Among the lines below, list those containing the string "California".

● **Provided data**
########################################

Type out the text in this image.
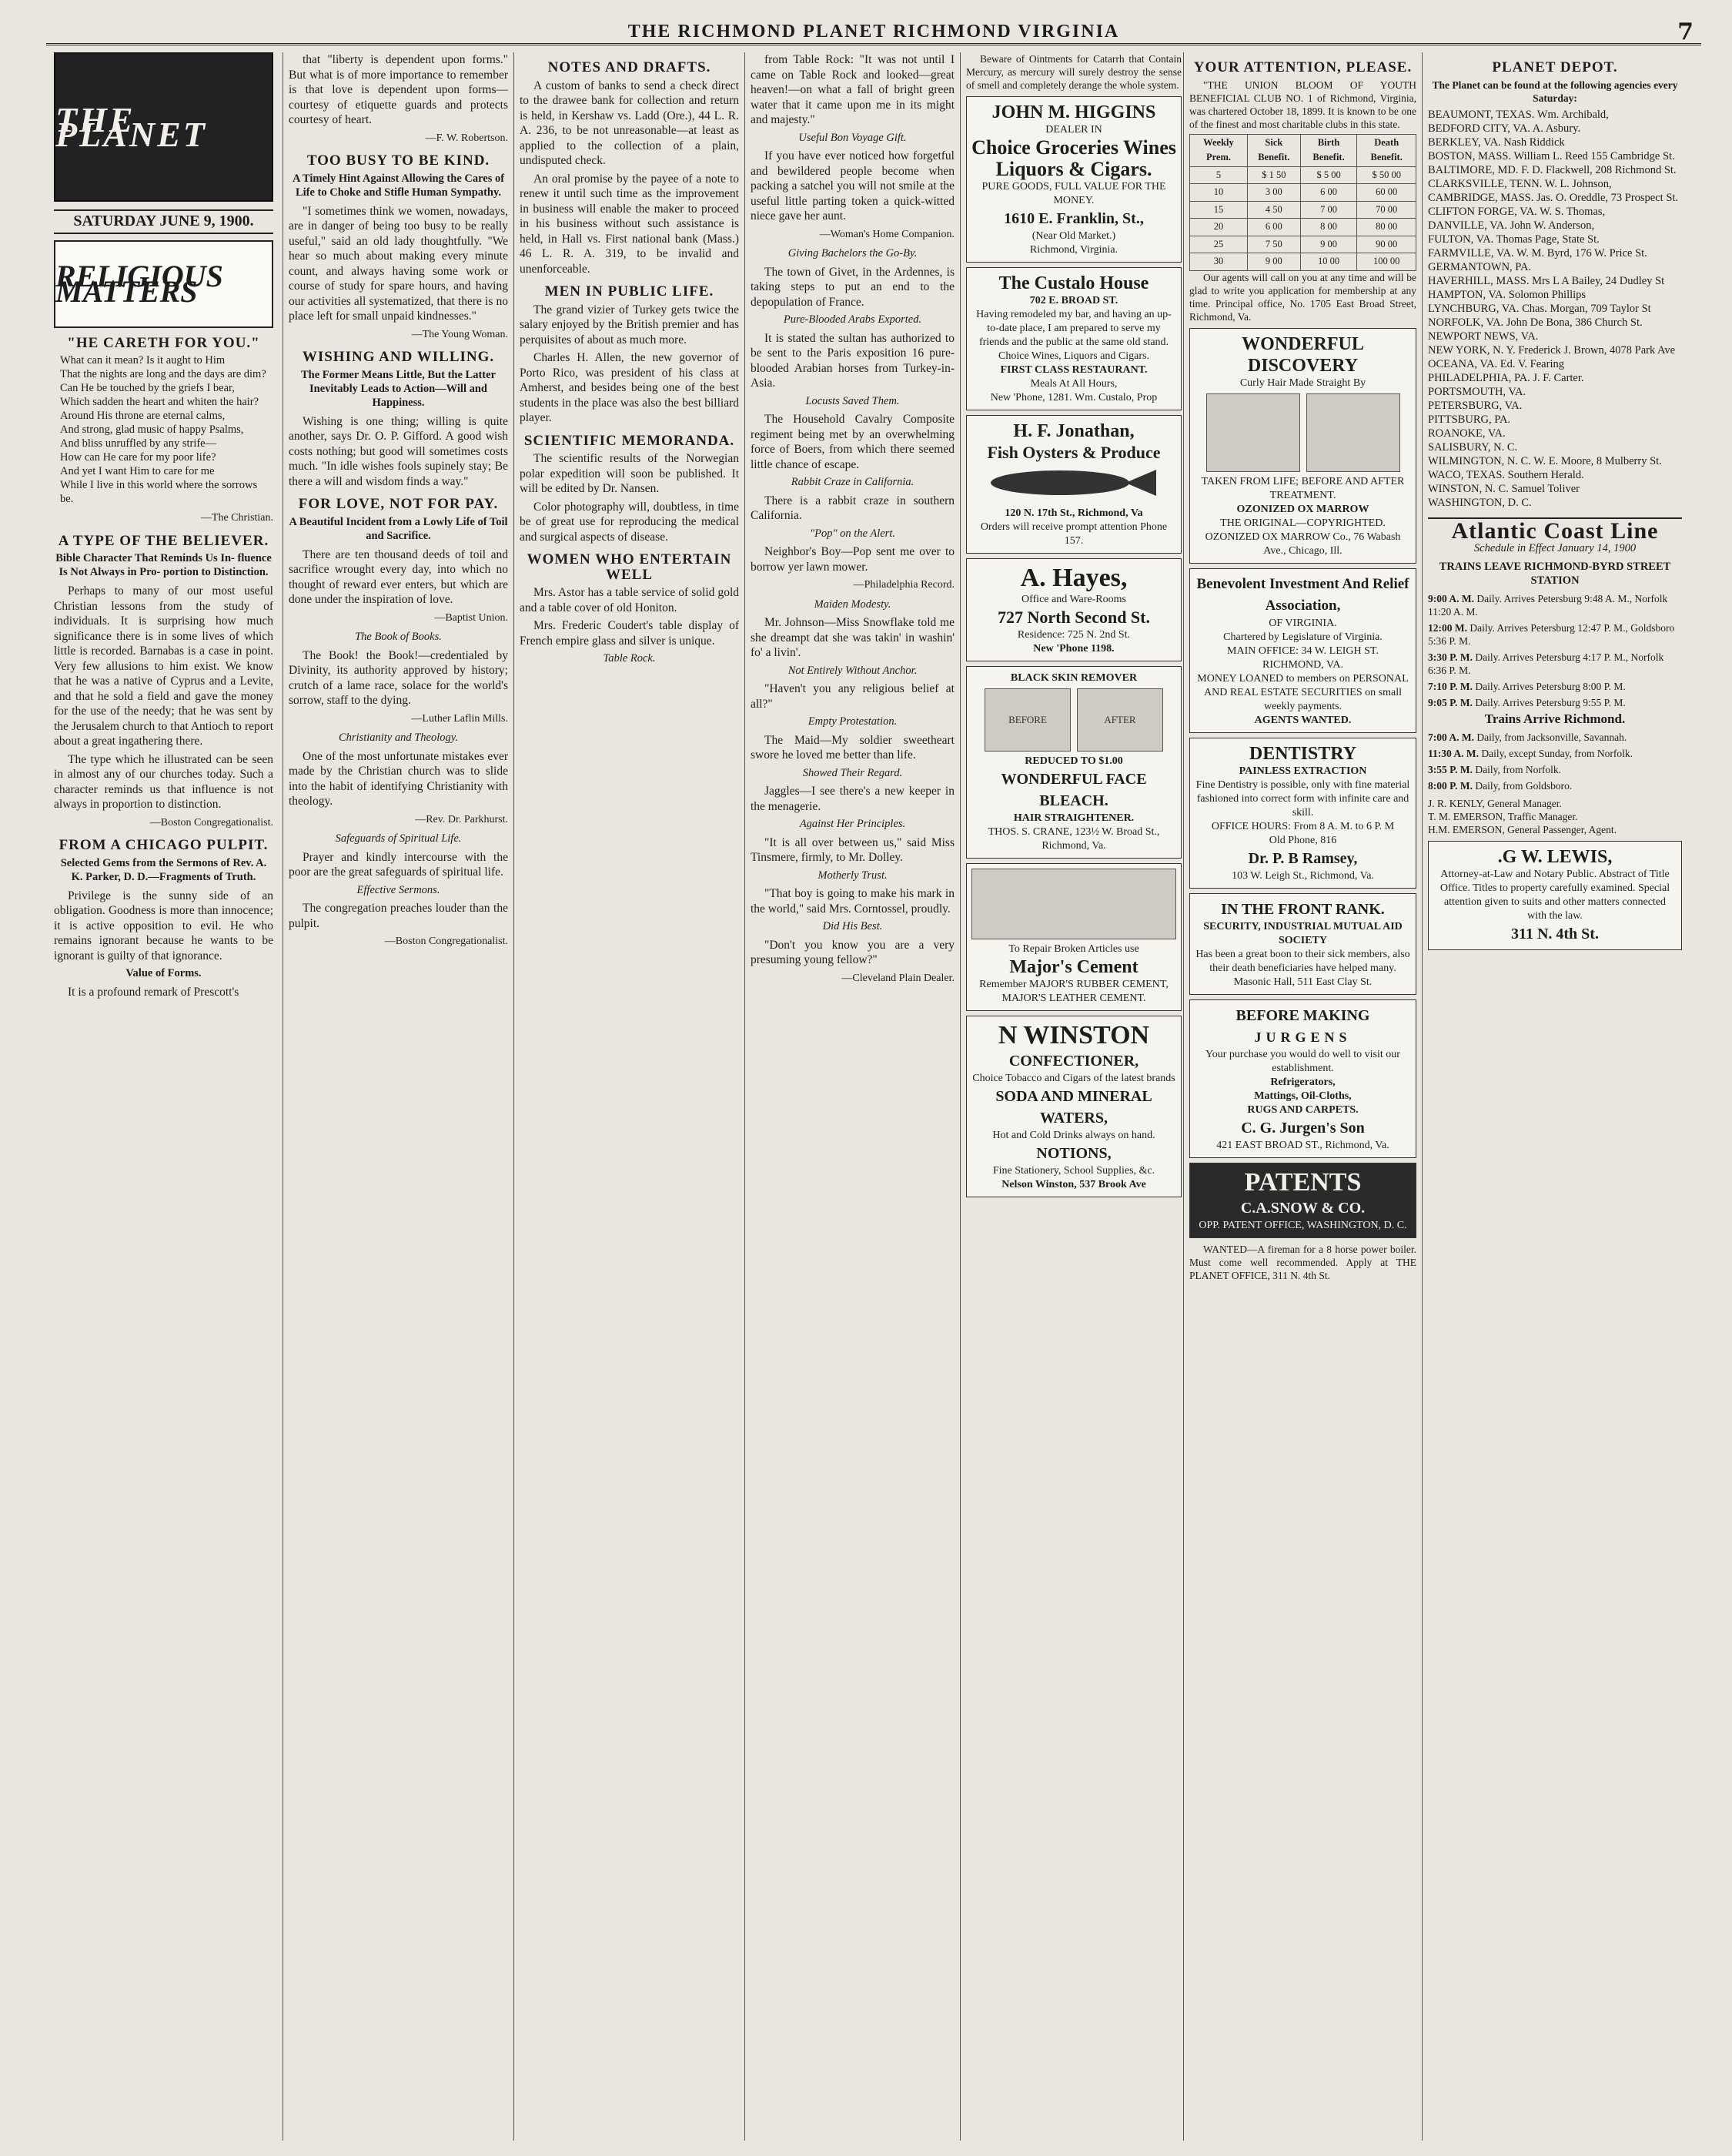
THE RICHMOND PLANET RICHMOND VIRGINIA	7
THE PLANET
SATURDAY JUNE 9, 1900.
RELIGIOUS MATTERS
"HE CARETH FOR YOU."
What can it mean? Is it aught to Him
That the nights are long and the days are dim?
Can He be touched by the griefs I bear,
Which sadden the heart and whiten the hair?
Around His throne are eternal calms,
And strong, glad music of happy Psalms,
And bliss unruffled by any strife—
How can He care for my poor life?
And yet I want Him to care for me
While I live in this world where the sorrows be.
—The Christian.
A TYPE OF THE BELIEVER.
Bible Character That Reminds Us In- fluence Is Not Always in Pro- portion to Distinction.

Perhaps to many of our most useful Christian lessons from the study of individuals. It is surprising how much significance there is in some lives of which little is recorded. Barnabas is a case in point. Very few allusions to him exist. We know that he was a native of Cyprus and a Levite, and that he sold a field and gave the money for the use of the needy; that he was sent by the Jerusalem church to that Antioch to report about a great ingathering there.

The type which he illustrated can be seen in almost any of our churches today. Such a character reminds us that influence is not always in proportion to distinction.

—Boston Congregationalist.
FROM A CHICAGO PULPIT.
Selected Gems from the Sermons of Rev. A. K. Parker, D. D.—Fragments of Truth.

Privilege is the sunny side of an obligation. Goodness is more than innocence; it is active opposition to evil. He who remains ignorant because he wants to be ignorant is guilty of that ignorance.

Value of Forms.

It is a profound remark of Prescott's

that "liberty is dependent upon forms." But what is of more importance to remember is that love is dependent upon forms—courtesy of etiquette guards and protects courtesy of heart.

—F. W. Robertson.
TOO BUSY TO BE KIND.
A Timely Hint Against Allowing the Cares of Life to Choke and Stifle Human Sympathy.

"I sometimes think we women, nowadays, are in danger of being too busy to be really useful," said an old lady thoughtfully. "We hear so much about making every minute count, and always having some work or course of study for spare hours, and having our activities all systematized, that there is no place left for small unpaid kindnesses."

—The Young Woman.
WISHING AND WILLING.
The Former Means Little, But the Latter Inevitably Leads to Action—Will and Happiness.

Wishing is one thing; willing is quite another, says Dr. O. P. Gifford. A good wish costs nothing; but good will sometimes costs much. "In idle wishes fools supinely stay; Be there a will and wisdom finds a way."

FOR LOVE, NOT FOR PAY.
A Beautiful Incident from a Lowly Life of Toil and Sacrifice.

There are ten thousand deeds of toil and sacrifice wrought every day, into which no thought of reward ever enters, but which are done under the inspiration of love.

—Baptist Union.
The Book of Books.

The Book! the Book!—credentialed by Divinity, its authority approved by history; crutch of a lame race, solace for the world's sorrow, staff to the dying.

—Luther Laflin Mills.
Christianity and Theology.

One of the most unfortunate mistakes ever made by the Christian church was to slide into the habit of identifying Christianity with theology.

—Rev. Dr. Parkhurst.
Safeguards of Spiritual Life.

Prayer and kindly intercourse with the poor are the great safeguards of spiritual life.

Effective Sermons.

The congregation preaches louder than the pulpit.

—Boston Congregationalist.
NOTES AND DRAFTS.

A custom of banks to send a check direct to the drawee bank for collection and return is held, in Kershaw vs. Ladd (Ore.), 44 L. R. A. 236, to be not unreasonable—at least as applied to the collection of a plain, undisputed check.

An oral promise by the payee of a note to renew it until such time as the improvement in business will enable the maker to proceed in his business without such assistance is held, in Hall vs. First national bank (Mass.) 46 L. R. A. 319, to be invalid and unenforceable.

MEN IN PUBLIC LIFE.

The grand vizier of Turkey gets twice the salary enjoyed by the British premier and has perquisites of about as much more.

Charles H. Allen, the new governor of Porto Rico, was president of his class at Amherst, and besides being one of the best students in the place was also the best billiard player.

SCIENTIFIC MEMORANDA.

The scientific results of the Norwegian polar expedition will soon be published. It will be edited by Dr. Nansen.

Color photography will, doubtless, in time be of great use for reproducing the medical and surgical aspects of disease.

WOMEN WHO ENTERTAIN WELL

Mrs. Astor has a table service of solid gold and a table cover of old Honiton.

Mrs. Frederic Coudert's table display of French empire glass and silver is unique.

Table Rock.

from Table Rock: "It was not until I came on Table Rock and looked—great heaven!—on what a fall of bright green water that it came upon me in its might and majesty."

Useful Bon Voyage Gift.

If you have ever noticed how forgetful and bewildered people become when packing a satchel you will not smile at the useful little parting token a quick-witted niece gave her aunt.

—Woman's Home Companion.
Giving Bachelors the Go-By.

The town of Givet, in the Ardennes, is taking steps to put an end to the depopulation of France.

Pure-Blooded Arabs Exported.

It is stated the sultan has authorized to be sent to the Paris exposition 16 pure-blooded Arabian horses from Turkey-in-Asia.

Locusts Saved Them.

The Household Cavalry Composite regiment being met by an overwhelming force of Boers, from which there seemed little chance of escape.

Rabbit Craze in California.

There is a rabbit craze in southern California.

"Pop" on the Alert.

Neighbor's Boy—Pop sent me over to borrow yer lawn mower.

—Philadelphia Record.
Maiden Modesty.

Mr. Johnson—Miss Snowflake told me she dreampt dat she was takin' in washin' fo' a livin'.

Not Entirely Without Anchor.

"Haven't you any religious belief at all?"

Empty Protestation.

The Maid—My soldier sweetheart swore he loved me better than life.

Showed Their Regard.

Jaggles—I see there's a new keeper in the menagerie.

Against Her Principles.

"It is all over between us," said Miss Tinsmere, firmly, to Mr. Dolley.

Motherly Trust.

"That boy is going to make his mark in the world," said Mrs. Corntossel, proudly.

Did His Best.

"Don't you know you are a very presuming young fellow?"

—Cleveland Plain Dealer.

Beware of Ointments for Catarrh that Contain Mercury, as mercury will surely destroy the sense of smell and completely derange the whole system.

JOHN M. HIGGINS
DEALER IN
Choice Groceries Wines Liquors & Cigars.
PURE GOODS, FULL VALUE FOR THE MONEY.
1610 E. Franklin, St.,
(Near Old Market.)
Richmond, Virginia.
The Custalo House
702 E. BROAD ST.
Having remodeled my bar, and having an up-to-date place, I am prepared to serve my friends and the public at the same old stand. Choice Wines, Liquors and Cigars.
FIRST CLASS RESTAURANT.
Meals At All Hours,
New 'Phone, 1281. Wm. Custalo, Prop
H. F. Jonathan,
Fish Oysters & Produce
120 N. 17th St., Richmond, Va
Orders will receive prompt attention Phone 157.
A. Hayes,
Office and Ware-Rooms
727 North Second St.
Residence: 725 N. 2nd St.
New 'Phone 1198.
BLACK SKIN REMOVER
BEFORE	AFTER
REDUCED TO $1.00
WONDERFUL FACE BLEACH.
HAIR STRAIGHTENER.
THOS. S. CRANE, 123½ W. Broad St., Richmond, Va.
To Repair Broken Articles use
Major's Cement
Remember MAJOR'S RUBBER CEMENT, MAJOR'S LEATHER CEMENT.
N WINSTON
CONFECTIONER,
Choice Tobacco and Cigars of the latest brands
SODA AND MINERAL WATERS,
Hot and Cold Drinks always on hand.
NOTIONS,
Fine Stationery, School Supplies, &c.
Nelson Winston, 537 Brook Ave
YOUR ATTENTION, PLEASE.

"THE UNION BLOOM OF YOUTH BENEFICIAL CLUB NO. 1 of Richmond, Virginia, was chartered October 18, 1899. It is known to be one of the finest and most charitable clubs in this state.

Weekly Prem.	Sick Benefit.	Birth Benefit.	Death Benefit.
5	$ 1 50	$ 5 00	$ 50 00
10	3 00	6 00	60 00
15	4 50	7 00	70 00
20	6 00	8 00	80 00
25	7 50	9 00	90 00
30	9 00	10 00	100 00

Our agents will call on you at any time and will be glad to write you application for membership at any time. Principal office, No. 1705 East Broad Street, Richmond, Va.

WONDERFUL DISCOVERY
Curly Hair Made Straight By
TAKEN FROM LIFE; BEFORE AND AFTER TREATMENT.
OZONIZED OX MARROW
THE ORIGINAL—COPYRIGHTED.
OZONIZED OX MARROW Co., 76 Wabash Ave., Chicago, Ill.
Benevolent Investment And Relief Association,
OF VIRGINIA.
Chartered by Legislature of Virginia.
MAIN OFFICE: 34 W. LEIGH ST.
RICHMOND, VA.
MONEY LOANED to members on PERSONAL AND REAL ESTATE SECURITIES on small weekly payments.
AGENTS WANTED.
DENTISTRY
PAINLESS EXTRACTION
Fine Dentistry is possible, only with fine material fashioned into correct form with infinite care and skill.
OFFICE HOURS: From 8 A. M. to 6 P. M
Old Phone, 816
Dr. P. B Ramsey,
103 W. Leigh St., Richmond, Va.
IN THE FRONT RANK.
SECURITY, INDUSTRIAL MUTUAL AID SOCIETY
Has been a great boon to their sick members, also their death beneficiaries have helped many.
Masonic Hall, 511 East Clay St.
BEFORE MAKING
JURGENS
Your purchase you would do well to visit our establishment.
Refrigerators,
Mattings, Oil-Cloths,
RUGS AND CARPETS.
C. G. Jurgen's Son
421 EAST BROAD ST., Richmond, Va.
PATENTS
C.A.SNOW & CO.
OPP. PATENT OFFICE, WASHINGTON, D. C.

WANTED—A fireman for a 8 horse power boiler. Must come well recommended. Apply at THE PLANET OFFICE, 311 N. 4th St.

PLANET DEPOT.
The Planet can be found at the following agencies every Saturday:
BEAUMONT, TEXAS. Wm. Archibald,
BEDFORD CITY, VA. A. Asbury.
BERKLEY, VA. Nash Riddick
BOSTON, MASS. William L. Reed 155 Cambridge St.
BALTIMORE, MD. F. D. Flackwell, 208 Richmond St.
CLARKSVILLE, TENN. W. L. Johnson,
CAMBRIDGE, MASS. Jas. O. Oreddle, 73 Prospect St.
CLIFTON FORGE, VA. W. S. Thomas,
DANVILLE, VA. John W. Anderson,
FULTON, VA. Thomas Page, State St.
FARMVILLE, VA. W. M. Byrd, 176 W. Price St.
GERMANTOWN, PA.
HAVERHILL, MASS. Mrs L A Bailey, 24 Dudley St
HAMPTON, VA. Solomon Phillips
LYNCHBURG, VA. Chas. Morgan, 709 Taylor St
NORFOLK, VA. John De Bona, 386 Church St.
NEWPORT NEWS, VA.
NEW YORK, N. Y. Frederick J. Brown, 4078 Park Ave
OCEANA, VA. Ed. V. Fearing
PHILADELPHIA, PA. J. F. Carter.
PORTSMOUTH, VA.
PETERSBURG, VA.
PITTSBURG, PA.
ROANOKE, VA.
SALISBURY, N. C.
WILMINGTON, N. C. W. E. Moore, 8 Mulberry St.
WACO, TEXAS. Southern Herald.
WINSTON, N. C. Samuel Toliver
WASHINGTON, D. C.
Atlantic Coast Line
Schedule in Effect January 14, 1900
TRAINS LEAVE RICHMOND-BYRD STREET STATION
9:00 A. M. Daily. Arrives Petersburg 9:48 A. M., Norfolk 11:20 A. M.
12:00 M. Daily. Arrives Petersburg 12:47 P. M., Goldsboro 5:36 P. M.
3:30 P. M. Daily. Arrives Petersburg 4:17 P. M., Norfolk 6:36 P. M.
7:10 P. M. Daily. Arrives Petersburg 8:00 P. M.
9:05 P. M. Daily. Arrives Petersburg 9:55 P. M.
Trains Arrive Richmond.
7:00 A. M. Daily, from Jacksonville, Savannah.
11:30 A. M. Daily, except Sunday, from Norfolk.
3:55 P. M. Daily, from Norfolk.
8:00 P. M. Daily, from Goldsboro.
J. R. KENLY, General Manager.
T. M. EMERSON, Traffic Manager.
H.M. EMERSON, General Passenger, Agent.
.G W. LEWIS,
Attorney-at-Law and Notary Public. Abstract of Title Office. Titles to property carefully examined. Special attention given to suits and other matters connected with the law.
311 N. 4th St.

########################################

● **The result**
Rabbit Craze in California.
There is a rabbit craze in southern California.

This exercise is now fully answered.